*YOUR GOAL*.
Copy out each line that includes the word "Communes".

*INFORMATION SHOWN*.
____

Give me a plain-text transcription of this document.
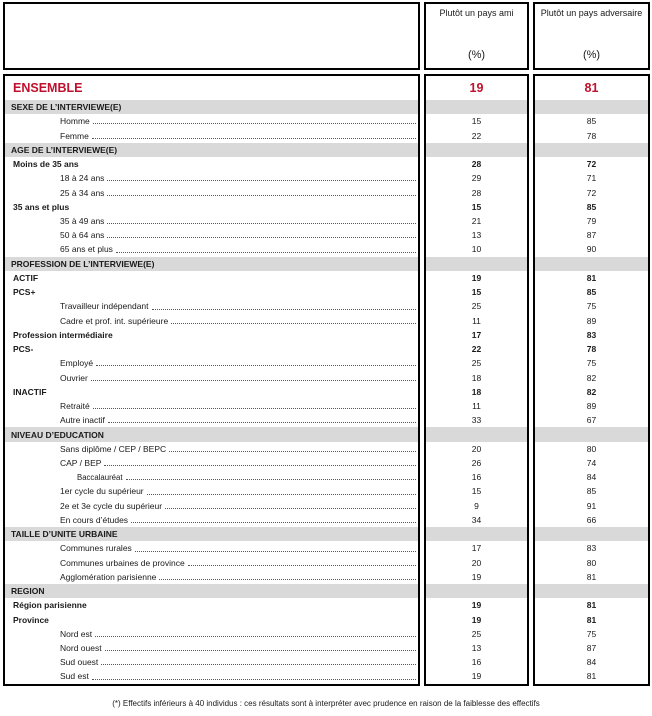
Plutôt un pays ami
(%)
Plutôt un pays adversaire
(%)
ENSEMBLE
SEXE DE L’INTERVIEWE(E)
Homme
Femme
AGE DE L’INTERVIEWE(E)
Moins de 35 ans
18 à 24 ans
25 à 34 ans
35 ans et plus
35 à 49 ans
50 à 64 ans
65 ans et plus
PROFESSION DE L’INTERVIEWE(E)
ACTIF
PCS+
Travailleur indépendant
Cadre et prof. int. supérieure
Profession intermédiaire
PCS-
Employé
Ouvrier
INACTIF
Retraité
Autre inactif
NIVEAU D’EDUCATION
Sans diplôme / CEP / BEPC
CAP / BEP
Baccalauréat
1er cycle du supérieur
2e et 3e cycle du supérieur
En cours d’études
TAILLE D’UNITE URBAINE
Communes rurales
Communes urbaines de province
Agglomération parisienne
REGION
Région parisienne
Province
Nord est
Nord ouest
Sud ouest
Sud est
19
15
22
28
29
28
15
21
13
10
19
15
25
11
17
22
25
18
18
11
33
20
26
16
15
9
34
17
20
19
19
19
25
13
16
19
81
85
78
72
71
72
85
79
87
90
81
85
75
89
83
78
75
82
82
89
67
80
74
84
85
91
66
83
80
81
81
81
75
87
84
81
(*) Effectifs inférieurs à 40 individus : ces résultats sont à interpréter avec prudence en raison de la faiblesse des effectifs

____

*COMPLETE OUTPUT*.
Communes rurales
Communes urbaines de province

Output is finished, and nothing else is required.